What is asked: What lines of the data include the string "document"? Copy them all.

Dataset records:
BEGIN
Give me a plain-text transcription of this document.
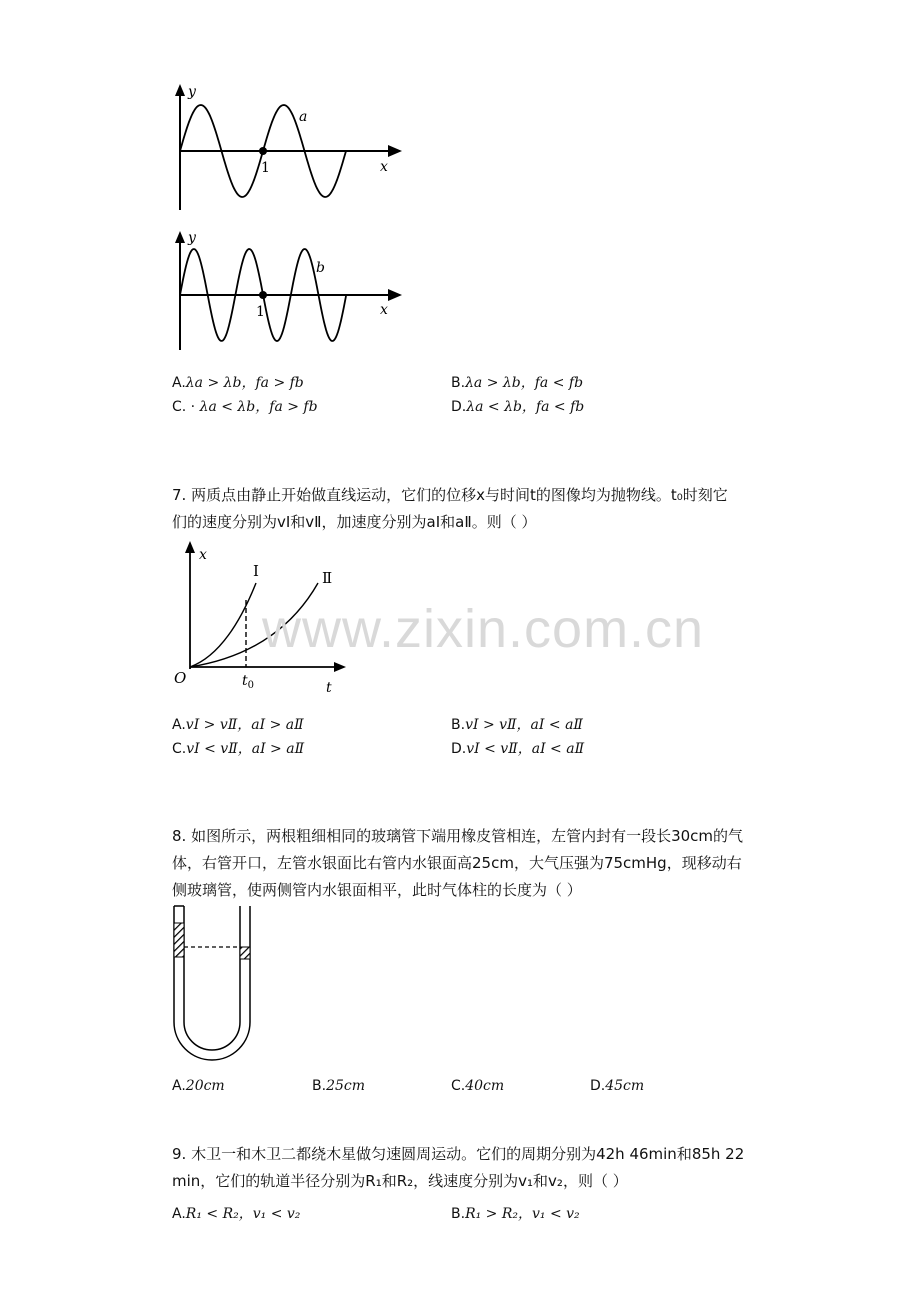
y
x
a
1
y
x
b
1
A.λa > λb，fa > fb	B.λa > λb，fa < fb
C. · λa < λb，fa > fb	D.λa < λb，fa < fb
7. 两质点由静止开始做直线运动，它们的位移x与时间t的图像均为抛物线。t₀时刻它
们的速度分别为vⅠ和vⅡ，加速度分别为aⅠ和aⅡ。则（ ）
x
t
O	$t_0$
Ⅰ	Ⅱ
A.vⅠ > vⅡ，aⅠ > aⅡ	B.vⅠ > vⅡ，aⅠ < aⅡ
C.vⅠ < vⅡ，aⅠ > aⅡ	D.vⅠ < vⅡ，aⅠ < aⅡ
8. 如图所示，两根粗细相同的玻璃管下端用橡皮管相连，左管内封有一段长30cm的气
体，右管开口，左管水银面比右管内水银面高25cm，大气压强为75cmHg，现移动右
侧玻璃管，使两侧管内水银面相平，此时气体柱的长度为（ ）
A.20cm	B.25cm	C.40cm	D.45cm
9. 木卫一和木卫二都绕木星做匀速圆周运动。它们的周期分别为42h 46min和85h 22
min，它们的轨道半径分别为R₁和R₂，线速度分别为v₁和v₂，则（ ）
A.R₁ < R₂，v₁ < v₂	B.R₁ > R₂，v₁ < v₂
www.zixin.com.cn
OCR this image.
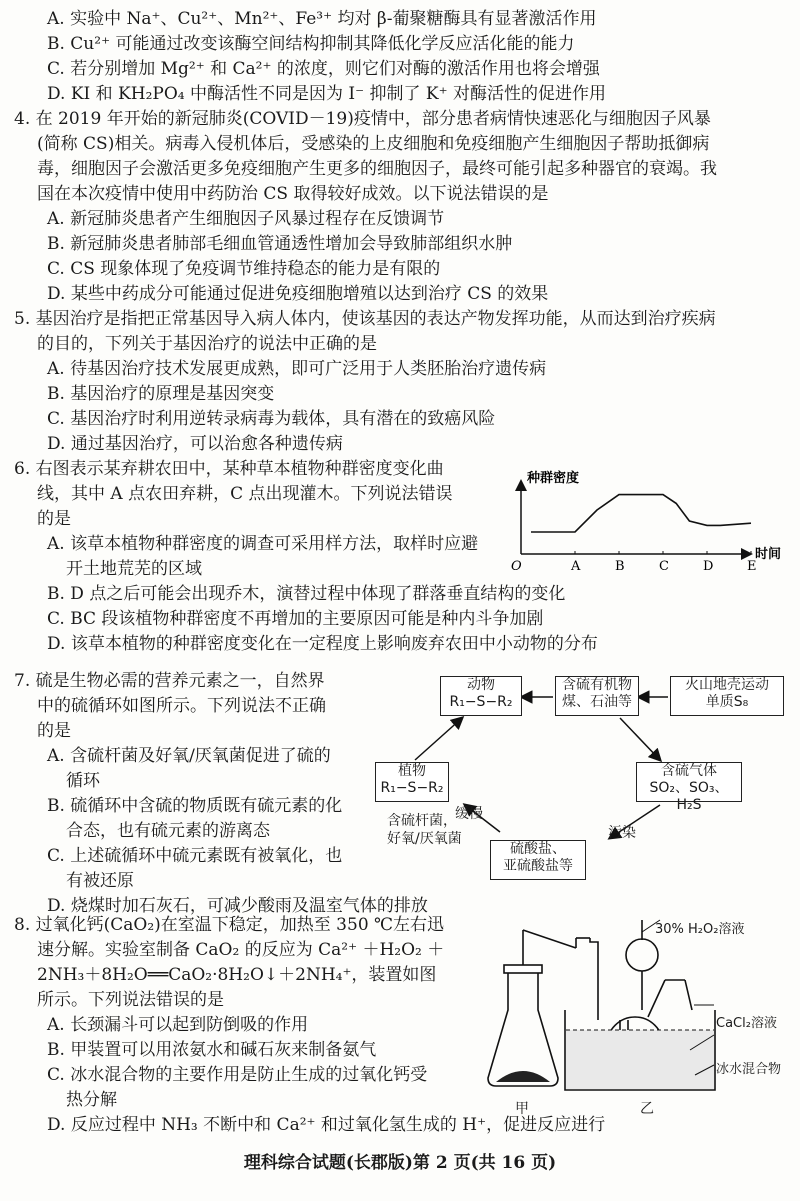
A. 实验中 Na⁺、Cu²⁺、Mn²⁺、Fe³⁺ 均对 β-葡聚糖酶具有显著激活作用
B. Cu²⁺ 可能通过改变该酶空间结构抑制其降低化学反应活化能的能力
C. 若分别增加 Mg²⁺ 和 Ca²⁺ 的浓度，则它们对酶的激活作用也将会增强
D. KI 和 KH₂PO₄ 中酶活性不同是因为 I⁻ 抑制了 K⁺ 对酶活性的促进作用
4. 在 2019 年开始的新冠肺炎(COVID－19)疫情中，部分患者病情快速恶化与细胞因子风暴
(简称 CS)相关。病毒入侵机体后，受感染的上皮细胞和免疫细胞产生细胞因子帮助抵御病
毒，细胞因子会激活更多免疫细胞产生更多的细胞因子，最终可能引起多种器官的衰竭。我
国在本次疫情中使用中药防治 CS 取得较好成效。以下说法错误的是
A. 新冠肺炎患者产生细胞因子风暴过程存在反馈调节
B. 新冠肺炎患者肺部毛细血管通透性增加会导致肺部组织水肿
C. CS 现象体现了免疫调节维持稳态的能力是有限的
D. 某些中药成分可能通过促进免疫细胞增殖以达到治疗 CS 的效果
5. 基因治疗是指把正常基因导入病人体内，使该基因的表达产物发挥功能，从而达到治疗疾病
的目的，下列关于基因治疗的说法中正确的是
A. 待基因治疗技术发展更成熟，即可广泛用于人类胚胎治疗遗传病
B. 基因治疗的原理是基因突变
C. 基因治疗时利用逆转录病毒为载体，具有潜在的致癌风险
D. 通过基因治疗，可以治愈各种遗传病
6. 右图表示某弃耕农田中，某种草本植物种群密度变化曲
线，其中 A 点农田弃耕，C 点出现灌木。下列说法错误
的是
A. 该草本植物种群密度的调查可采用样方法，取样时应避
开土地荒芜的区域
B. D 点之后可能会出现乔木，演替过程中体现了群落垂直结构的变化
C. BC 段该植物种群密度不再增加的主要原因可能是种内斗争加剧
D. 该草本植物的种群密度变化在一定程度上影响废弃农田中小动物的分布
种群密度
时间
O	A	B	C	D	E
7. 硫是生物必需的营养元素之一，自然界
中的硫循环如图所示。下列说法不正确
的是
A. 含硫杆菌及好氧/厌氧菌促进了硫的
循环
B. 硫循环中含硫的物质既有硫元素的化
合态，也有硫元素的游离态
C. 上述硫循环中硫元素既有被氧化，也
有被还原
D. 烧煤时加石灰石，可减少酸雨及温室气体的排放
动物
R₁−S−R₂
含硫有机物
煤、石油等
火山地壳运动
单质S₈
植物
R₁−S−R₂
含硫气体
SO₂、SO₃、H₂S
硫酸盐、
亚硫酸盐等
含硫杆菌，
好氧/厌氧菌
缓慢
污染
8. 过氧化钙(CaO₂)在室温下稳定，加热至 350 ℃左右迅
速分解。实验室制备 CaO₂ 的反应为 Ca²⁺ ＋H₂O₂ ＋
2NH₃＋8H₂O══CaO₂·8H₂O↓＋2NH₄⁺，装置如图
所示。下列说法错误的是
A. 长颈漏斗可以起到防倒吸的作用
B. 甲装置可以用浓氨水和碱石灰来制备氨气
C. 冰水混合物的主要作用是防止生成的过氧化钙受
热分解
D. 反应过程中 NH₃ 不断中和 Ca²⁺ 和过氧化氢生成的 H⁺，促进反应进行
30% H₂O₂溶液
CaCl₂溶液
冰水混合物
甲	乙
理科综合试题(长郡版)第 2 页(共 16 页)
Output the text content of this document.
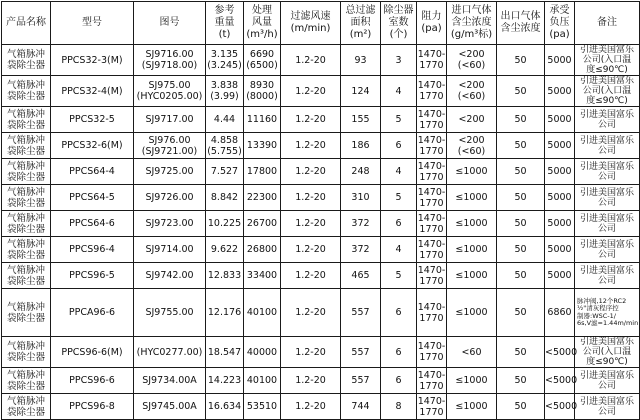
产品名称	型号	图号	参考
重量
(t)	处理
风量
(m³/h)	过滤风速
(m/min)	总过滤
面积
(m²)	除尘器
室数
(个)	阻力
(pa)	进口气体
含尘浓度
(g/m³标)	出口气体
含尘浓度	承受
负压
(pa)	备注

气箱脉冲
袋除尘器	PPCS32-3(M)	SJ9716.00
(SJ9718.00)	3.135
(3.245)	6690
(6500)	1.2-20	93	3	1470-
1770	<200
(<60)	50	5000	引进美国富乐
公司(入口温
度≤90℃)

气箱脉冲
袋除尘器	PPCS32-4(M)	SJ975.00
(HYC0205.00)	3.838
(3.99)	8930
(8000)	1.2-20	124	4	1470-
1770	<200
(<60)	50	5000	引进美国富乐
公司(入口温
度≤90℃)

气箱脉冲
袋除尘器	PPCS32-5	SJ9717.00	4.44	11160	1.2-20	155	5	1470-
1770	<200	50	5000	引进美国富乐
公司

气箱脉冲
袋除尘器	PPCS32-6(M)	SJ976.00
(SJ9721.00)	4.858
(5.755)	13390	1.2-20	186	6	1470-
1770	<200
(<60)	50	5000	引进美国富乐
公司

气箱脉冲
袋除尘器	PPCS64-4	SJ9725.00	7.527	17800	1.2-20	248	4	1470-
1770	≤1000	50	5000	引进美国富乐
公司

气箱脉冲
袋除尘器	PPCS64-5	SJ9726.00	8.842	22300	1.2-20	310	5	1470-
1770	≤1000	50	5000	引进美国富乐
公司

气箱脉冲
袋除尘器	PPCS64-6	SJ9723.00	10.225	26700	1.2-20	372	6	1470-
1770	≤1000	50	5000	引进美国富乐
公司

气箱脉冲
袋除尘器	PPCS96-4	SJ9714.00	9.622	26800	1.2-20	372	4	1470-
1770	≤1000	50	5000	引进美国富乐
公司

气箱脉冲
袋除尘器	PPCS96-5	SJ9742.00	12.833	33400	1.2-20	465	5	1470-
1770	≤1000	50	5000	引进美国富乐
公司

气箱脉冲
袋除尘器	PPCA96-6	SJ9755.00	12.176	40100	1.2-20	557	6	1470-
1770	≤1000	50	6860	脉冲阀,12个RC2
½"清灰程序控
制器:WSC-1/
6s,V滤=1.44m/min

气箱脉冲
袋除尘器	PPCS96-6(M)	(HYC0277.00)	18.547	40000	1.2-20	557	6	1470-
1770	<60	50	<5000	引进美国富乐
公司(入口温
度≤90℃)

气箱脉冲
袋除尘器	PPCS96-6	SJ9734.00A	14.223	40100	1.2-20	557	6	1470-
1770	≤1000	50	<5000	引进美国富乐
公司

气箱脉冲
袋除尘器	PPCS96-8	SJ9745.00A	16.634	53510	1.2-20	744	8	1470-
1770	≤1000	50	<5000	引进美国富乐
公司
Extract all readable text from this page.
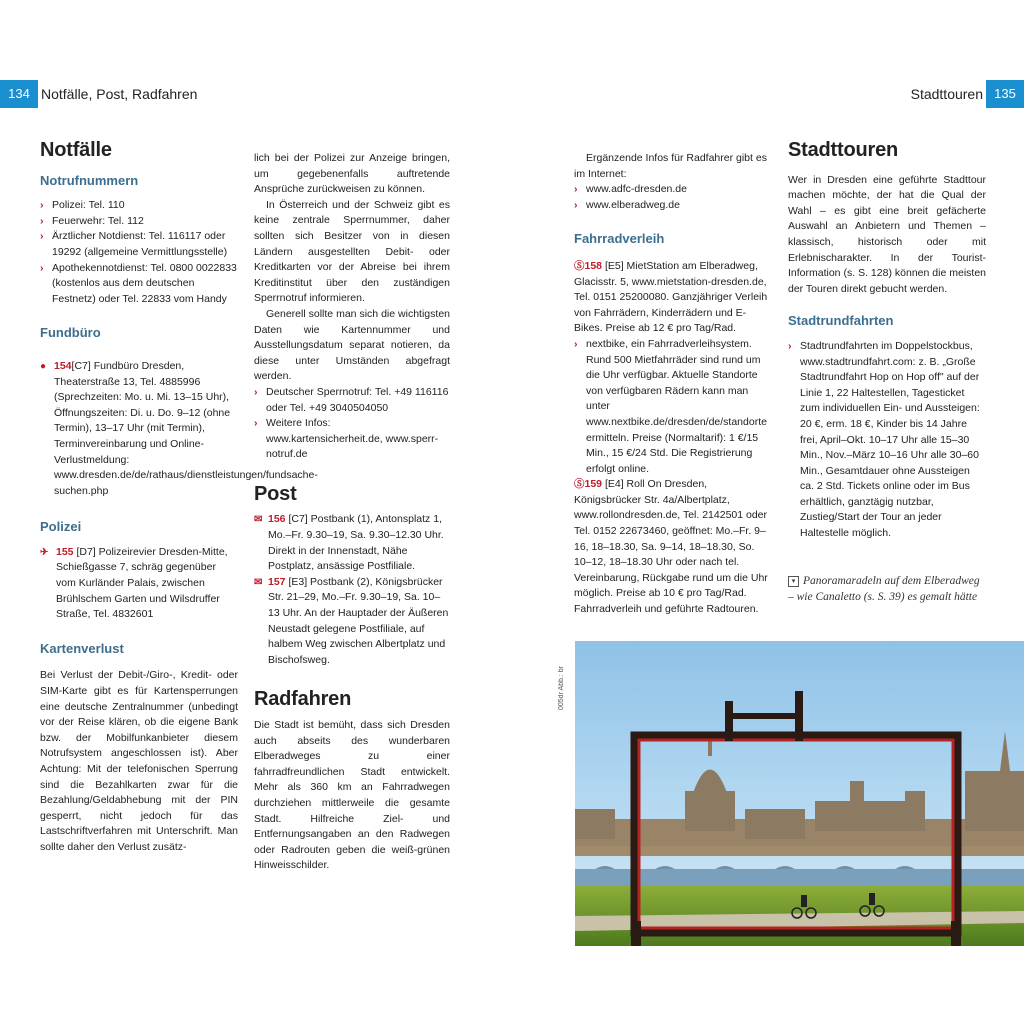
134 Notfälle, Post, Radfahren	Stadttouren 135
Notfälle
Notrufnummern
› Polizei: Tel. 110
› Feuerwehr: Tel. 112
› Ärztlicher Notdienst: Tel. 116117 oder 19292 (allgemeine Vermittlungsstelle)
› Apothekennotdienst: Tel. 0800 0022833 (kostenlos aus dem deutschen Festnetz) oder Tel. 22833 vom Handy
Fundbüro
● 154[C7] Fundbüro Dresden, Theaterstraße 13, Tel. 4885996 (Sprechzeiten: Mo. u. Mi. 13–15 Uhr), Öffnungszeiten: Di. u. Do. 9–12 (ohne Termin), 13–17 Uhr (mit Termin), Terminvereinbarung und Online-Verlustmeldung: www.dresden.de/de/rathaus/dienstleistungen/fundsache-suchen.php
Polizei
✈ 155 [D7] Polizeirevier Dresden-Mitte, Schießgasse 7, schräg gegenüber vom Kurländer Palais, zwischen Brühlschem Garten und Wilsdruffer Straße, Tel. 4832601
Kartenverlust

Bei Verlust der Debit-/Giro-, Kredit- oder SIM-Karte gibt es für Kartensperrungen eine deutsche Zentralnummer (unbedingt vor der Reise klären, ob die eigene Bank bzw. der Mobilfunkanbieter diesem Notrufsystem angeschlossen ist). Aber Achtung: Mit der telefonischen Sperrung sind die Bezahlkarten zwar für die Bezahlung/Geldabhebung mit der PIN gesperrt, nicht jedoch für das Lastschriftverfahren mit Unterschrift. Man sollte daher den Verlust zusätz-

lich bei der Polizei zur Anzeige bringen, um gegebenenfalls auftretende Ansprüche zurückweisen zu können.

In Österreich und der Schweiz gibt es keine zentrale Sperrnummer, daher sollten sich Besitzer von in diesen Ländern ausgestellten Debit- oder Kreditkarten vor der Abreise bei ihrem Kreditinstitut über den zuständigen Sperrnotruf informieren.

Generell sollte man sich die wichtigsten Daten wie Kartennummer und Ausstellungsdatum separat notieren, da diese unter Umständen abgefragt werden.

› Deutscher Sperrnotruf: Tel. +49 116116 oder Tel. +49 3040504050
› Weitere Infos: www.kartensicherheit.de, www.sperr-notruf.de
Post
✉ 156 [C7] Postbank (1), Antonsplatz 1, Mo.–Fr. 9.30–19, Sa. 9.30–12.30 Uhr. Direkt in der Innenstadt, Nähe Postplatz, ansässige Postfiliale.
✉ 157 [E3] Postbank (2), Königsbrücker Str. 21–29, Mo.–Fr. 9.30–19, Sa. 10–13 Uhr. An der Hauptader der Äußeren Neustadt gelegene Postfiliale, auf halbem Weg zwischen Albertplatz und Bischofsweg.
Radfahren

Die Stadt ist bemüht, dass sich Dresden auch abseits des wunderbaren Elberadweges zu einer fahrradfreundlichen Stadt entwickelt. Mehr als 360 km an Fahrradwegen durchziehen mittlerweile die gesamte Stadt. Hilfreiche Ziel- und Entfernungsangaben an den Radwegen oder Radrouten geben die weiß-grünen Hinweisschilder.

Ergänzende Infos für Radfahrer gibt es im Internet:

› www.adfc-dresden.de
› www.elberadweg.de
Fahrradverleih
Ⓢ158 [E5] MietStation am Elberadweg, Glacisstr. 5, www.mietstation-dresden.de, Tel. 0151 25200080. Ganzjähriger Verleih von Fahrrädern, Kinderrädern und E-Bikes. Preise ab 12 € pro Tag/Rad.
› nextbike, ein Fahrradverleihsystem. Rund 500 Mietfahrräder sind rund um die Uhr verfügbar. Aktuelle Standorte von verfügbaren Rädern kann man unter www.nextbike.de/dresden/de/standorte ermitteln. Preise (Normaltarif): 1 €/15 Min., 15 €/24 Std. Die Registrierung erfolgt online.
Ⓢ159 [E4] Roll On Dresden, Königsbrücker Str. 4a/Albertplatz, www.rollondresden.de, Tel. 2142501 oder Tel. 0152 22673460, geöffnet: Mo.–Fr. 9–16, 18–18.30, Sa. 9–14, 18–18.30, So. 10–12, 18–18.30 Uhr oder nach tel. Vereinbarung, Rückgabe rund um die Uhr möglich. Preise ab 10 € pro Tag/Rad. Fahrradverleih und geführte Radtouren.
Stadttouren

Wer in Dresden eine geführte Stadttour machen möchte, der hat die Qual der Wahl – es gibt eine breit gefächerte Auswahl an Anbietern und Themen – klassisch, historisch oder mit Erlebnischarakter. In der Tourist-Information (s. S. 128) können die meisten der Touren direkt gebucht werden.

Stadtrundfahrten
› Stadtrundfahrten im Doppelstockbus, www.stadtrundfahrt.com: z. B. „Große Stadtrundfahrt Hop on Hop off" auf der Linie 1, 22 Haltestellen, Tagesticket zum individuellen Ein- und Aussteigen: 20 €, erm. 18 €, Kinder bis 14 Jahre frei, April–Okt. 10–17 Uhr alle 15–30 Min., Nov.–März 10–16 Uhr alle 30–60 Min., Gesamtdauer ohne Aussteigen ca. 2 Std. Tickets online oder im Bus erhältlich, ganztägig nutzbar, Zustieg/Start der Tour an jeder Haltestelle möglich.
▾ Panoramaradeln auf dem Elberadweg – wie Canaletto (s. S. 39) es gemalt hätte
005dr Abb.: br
END
Expected output:
Give me a plain-text transcription of this document.
Output the text content of this document.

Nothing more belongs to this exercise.